> _Extracted entries_
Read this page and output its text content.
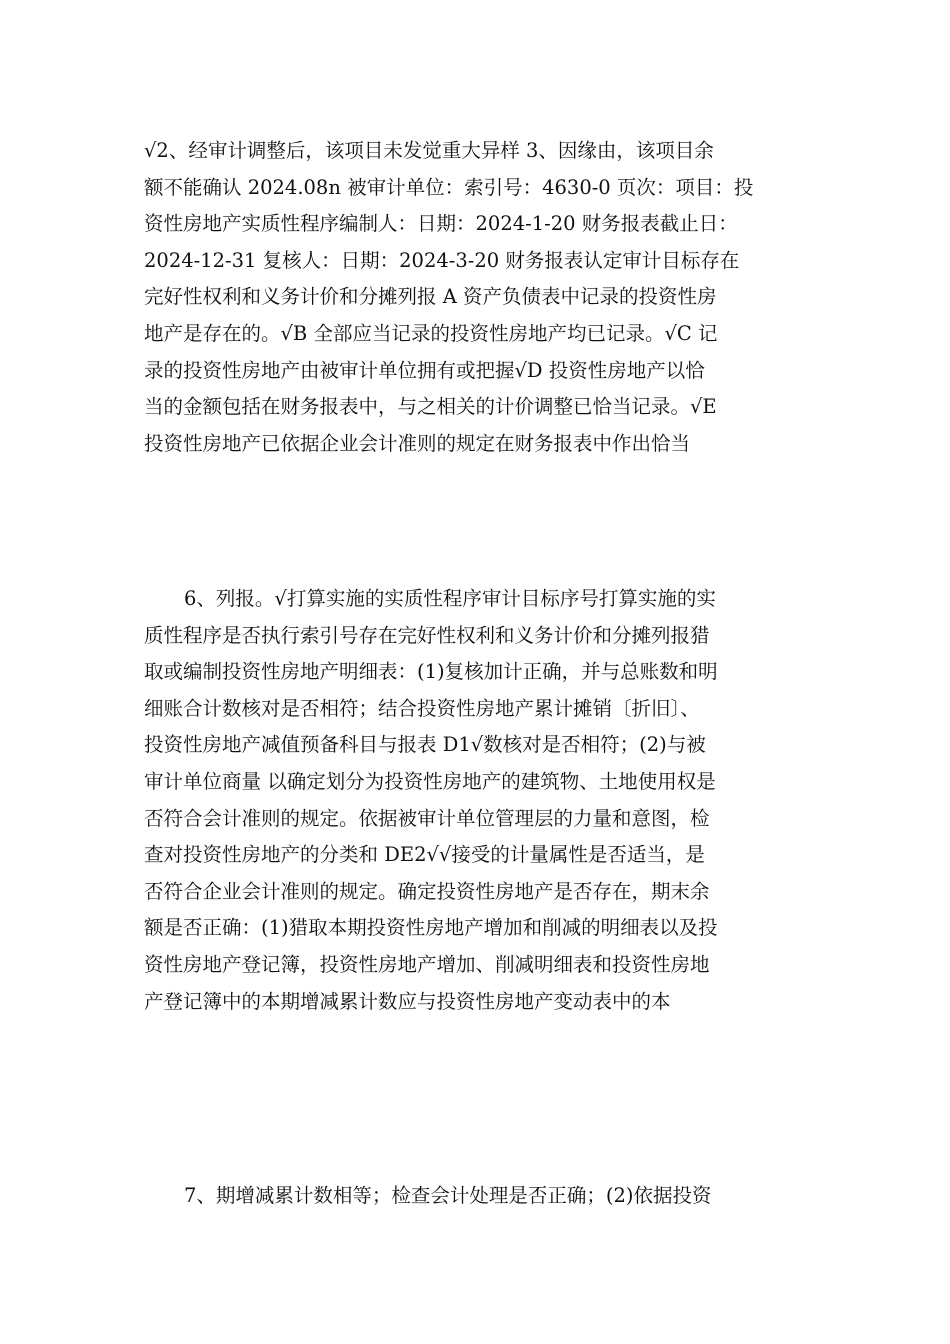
√2、经审计调整后，该项目未发觉重大异样 3、因缘由，该项目余
额不能确认 2024.08n 被审计单位：索引号：4630-0 页次：项目：投
资性房地产实质性程序编制人：日期：2024-1-20 财务报表截止日：
2024-12-31 复核人：日期：2024-3-20 财务报表认定审计目标存在
完好性权利和义务计价和分摊列报 A 资产负债表中记录的投资性房
地产是存在的。√B 全部应当记录的投资性房地产均已记录。√C 记
录的投资性房地产由被审计单位拥有或把握√D 投资性房地产以恰
当的金额包括在财务报表中，与之相关的计价调整已恰当记录。√E
投资性房地产已依据企业会计准则的规定在财务报表中作出恰当
6、列报。√打算实施的实质性程序审计目标序号打算实施的实
质性程序是否执行索引号存在完好性权利和义务计价和分摊列报猎
取或编制投资性房地产明细表：(1)复核加计正确，并与总账数和明
细账合计数核对是否相符；结合投资性房地产累计摊销〔折旧〕、
投资性房地产减值预备科目与报表 D1√数核对是否相符；(2)与被
审计单位商量 以确定划分为投资性房地产的建筑物、土地使用权是
否符合会计准则的规定。依据被审计单位管理层的力量和意图，检
查对投资性房地产的分类和 DE2√√接受的计量属性是否适当，是
否符合企业会计准则的规定。确定投资性房地产是否存在，期末余
额是否正确：(1)猎取本期投资性房地产增加和削减的明细表以及投
资性房地产登记簿，投资性房地产增加、削减明细表和投资性房地
产登记簿中的本期增减累计数应与投资性房地产变动表中的本
7、期增减累计数相等；检查会计处理是否正确；(2)依据投资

> _Request_
Without the pictures, write out every entry precisely as it appears.

> _Solution for this exercise_
Read this page and output its text content.
√2、经审计调整后，该项目未发觉重大异样 3、因缘由，该项目余
额不能确认 2024.08n 被审计单位：索引号：4630-0 页次：项目：投
资性房地产实质性程序编制人：日期：2024-1-20 财务报表截止日：
2024-12-31 复核人：日期：2024-3-20 财务报表认定审计目标存在
完好性权利和义务计价和分摊列报 A 资产负债表中记录的投资性房
地产是存在的。√B 全部应当记录的投资性房地产均已记录。√C 记
录的投资性房地产由被审计单位拥有或把握√D 投资性房地产以恰
当的金额包括在财务报表中，与之相关的计价调整已恰当记录。√E
投资性房地产已依据企业会计准则的规定在财务报表中作出恰当
6、列报。√打算实施的实质性程序审计目标序号打算实施的实
质性程序是否执行索引号存在完好性权利和义务计价和分摊列报猎
取或编制投资性房地产明细表：(1)复核加计正确，并与总账数和明
细账合计数核对是否相符；结合投资性房地产累计摊销〔折旧〕、
投资性房地产减值预备科目与报表 D1√数核对是否相符；(2)与被
审计单位商量 以确定划分为投资性房地产的建筑物、土地使用权是
否符合会计准则的规定。依据被审计单位管理层的力量和意图，检
查对投资性房地产的分类和 DE2√√接受的计量属性是否适当，是
否符合企业会计准则的规定。确定投资性房地产是否存在，期末余
额是否正确：(1)猎取本期投资性房地产增加和削减的明细表以及投
资性房地产登记簿，投资性房地产增加、削减明细表和投资性房地
产登记簿中的本期增减累计数应与投资性房地产变动表中的本
7、期增减累计数相等；检查会计处理是否正确；(2)依据投资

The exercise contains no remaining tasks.